> **Exercise input**
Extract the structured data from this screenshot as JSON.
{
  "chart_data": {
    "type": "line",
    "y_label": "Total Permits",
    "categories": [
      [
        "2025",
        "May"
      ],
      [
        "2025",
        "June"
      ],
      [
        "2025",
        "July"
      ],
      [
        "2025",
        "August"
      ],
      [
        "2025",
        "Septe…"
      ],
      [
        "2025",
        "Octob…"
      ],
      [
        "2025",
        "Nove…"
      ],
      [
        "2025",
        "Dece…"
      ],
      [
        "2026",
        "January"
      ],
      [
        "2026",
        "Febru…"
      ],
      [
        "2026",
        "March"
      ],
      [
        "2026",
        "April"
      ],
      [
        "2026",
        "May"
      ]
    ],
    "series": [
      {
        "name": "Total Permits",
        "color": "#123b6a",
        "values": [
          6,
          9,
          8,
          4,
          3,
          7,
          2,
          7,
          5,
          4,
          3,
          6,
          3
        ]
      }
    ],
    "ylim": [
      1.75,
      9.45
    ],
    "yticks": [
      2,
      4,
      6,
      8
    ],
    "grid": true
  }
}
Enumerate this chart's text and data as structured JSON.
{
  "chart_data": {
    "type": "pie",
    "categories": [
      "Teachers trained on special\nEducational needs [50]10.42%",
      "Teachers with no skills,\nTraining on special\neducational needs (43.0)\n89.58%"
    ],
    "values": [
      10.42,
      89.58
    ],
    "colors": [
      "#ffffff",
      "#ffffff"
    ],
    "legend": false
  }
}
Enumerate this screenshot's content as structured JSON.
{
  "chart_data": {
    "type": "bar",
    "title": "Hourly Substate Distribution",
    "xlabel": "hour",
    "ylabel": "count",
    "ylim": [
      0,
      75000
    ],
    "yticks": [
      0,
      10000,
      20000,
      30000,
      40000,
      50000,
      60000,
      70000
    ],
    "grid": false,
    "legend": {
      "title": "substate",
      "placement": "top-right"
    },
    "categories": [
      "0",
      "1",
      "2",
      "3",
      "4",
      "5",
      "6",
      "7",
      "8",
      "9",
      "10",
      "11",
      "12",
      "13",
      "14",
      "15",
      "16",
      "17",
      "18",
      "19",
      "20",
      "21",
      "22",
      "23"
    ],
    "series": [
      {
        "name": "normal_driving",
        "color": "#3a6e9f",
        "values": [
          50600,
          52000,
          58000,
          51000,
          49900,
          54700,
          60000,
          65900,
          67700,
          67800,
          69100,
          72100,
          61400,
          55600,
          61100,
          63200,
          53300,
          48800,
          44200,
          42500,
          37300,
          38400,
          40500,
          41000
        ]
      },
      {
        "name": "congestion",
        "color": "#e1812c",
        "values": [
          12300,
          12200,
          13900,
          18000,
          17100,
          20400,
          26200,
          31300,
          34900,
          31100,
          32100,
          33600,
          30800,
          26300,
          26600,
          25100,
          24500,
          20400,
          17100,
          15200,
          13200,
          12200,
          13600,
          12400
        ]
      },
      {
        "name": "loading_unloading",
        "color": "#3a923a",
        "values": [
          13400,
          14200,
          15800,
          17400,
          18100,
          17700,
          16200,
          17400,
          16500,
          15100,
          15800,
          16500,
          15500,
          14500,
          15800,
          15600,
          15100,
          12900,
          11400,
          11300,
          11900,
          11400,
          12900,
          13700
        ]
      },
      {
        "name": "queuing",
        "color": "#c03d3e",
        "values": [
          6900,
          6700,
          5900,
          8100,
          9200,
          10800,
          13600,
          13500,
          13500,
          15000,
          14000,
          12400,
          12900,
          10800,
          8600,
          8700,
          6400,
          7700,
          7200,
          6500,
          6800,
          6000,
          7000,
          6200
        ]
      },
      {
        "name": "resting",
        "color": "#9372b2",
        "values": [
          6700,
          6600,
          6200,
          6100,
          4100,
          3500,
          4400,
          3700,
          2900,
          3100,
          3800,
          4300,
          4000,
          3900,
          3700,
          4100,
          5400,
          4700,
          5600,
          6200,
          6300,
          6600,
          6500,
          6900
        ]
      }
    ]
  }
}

> **Short problem**
From the data above, extract every line in its exact form.

> **Solution for this exercise**
Extract the structured data from this screenshot as JSON.
{
  "chart_data": {
    "type": "line",
    "y_label": "Total Permits",
    "categories": [
      [
        "2025",
        "May"
      ],
      [
        "2025",
        "June"
      ],
      [
        "2025",
        "July"
      ],
      [
        "2025",
        "August"
      ],
      [
        "2025",
        "Septe…"
      ],
      [
        "2025",
        "Octob…"
      ],
      [
        "2025",
        "Nove…"
      ],
      [
        "2025",
        "Dece…"
      ],
      [
        "2026",
        "January"
      ],
      [
        "2026",
        "Febru…"
      ],
      [
        "2026",
        "March"
      ],
      [
        "2026",
        "April"
      ],
      [
        "2026",
        "May"
      ]
    ],
    "series": [
      {
        "name": "Total Permits",
        "color": "#123b6a",
        "values": [
          6,
          9,
          8,
          4,
          3,
          7,
          2,
          7,
          5,
          4,
          3,
          6,
          3
        ]
      }
    ],
    "ylim": [
      1.75,
      9.45
    ],
    "yticks": [
      2,
      4,
      6,
      8
    ],
    "grid": true
  }
}
Enumerate this chart's text and data as structured JSON.
{
  "chart_data": {
    "type": "pie",
    "categories": [
      "Teachers trained on special\nEducational needs [50]10.42%",
      "Teachers with no skills,\nTraining on special\neducational needs (43.0)\n89.58%"
    ],
    "values": [
      10.42,
      89.58
    ],
    "colors": [
      "#ffffff",
      "#ffffff"
    ],
    "legend": false
  }
}
Enumerate this screenshot's content as structured JSON.
{
  "chart_data": {
    "type": "bar",
    "title": "Hourly Substate Distribution",
    "xlabel": "hour",
    "ylabel": "count",
    "ylim": [
      0,
      75000
    ],
    "yticks": [
      0,
      10000,
      20000,
      30000,
      40000,
      50000,
      60000,
      70000
    ],
    "grid": false,
    "legend": {
      "title": "substate",
      "placement": "top-right"
    },
    "categories": [
      "0",
      "1",
      "2",
      "3",
      "4",
      "5",
      "6",
      "7",
      "8",
      "9",
      "10",
      "11",
      "12",
      "13",
      "14",
      "15",
      "16",
      "17",
      "18",
      "19",
      "20",
      "21",
      "22",
      "23"
    ],
    "series": [
      {
        "name": "normal_driving",
        "color": "#3a6e9f",
        "values": [
          50600,
          52000,
          58000,
          51000,
          49900,
          54700,
          60000,
          65900,
          67700,
          67800,
          69100,
          72100,
          61400,
          55600,
          61100,
          63200,
          53300,
          48800,
          44200,
          42500,
          37300,
          38400,
          40500,
          41000
        ]
      },
      {
        "name": "congestion",
        "color": "#e1812c",
        "values": [
          12300,
          12200,
          13900,
          18000,
          17100,
          20400,
          26200,
          31300,
          34900,
          31100,
          32100,
          33600,
          30800,
          26300,
          26600,
          25100,
          24500,
          20400,
          17100,
          15200,
          13200,
          12200,
          13600,
          12400
        ]
      },
      {
        "name": "loading_unloading",
        "color": "#3a923a",
        "values": [
          13400,
          14200,
          15800,
          17400,
          18100,
          17700,
          16200,
          17400,
          16500,
          15100,
          15800,
          16500,
          15500,
          14500,
          15800,
          15600,
          15100,
          12900,
          11400,
          11300,
          11900,
          11400,
          12900,
          13700
        ]
      },
      {
        "name": "queuing",
        "color": "#c03d3e",
        "values": [
          6900,
          6700,
          5900,
          8100,
          9200,
          10800,
          13600,
          13500,
          13500,
          15000,
          14000,
          12400,
          12900,
          10800,
          8600,
          8700,
          6400,
          7700,
          7200,
          6500,
          6800,
          6000,
          7000,
          6200
        ]
      },
      {
        "name": "resting",
        "color": "#9372b2",
        "values": [
          6700,
          6600,
          6200,
          6100,
          4100,
          3500,
          4400,
          3700,
          2900,
          3100,
          3800,
          4300,
          4000,
          3900,
          3700,
          4100,
          5400,
          4700,
          5600,
          6200,
          6300,
          6600,
          6500,
          6900
        ]
      }
    ]
  }
}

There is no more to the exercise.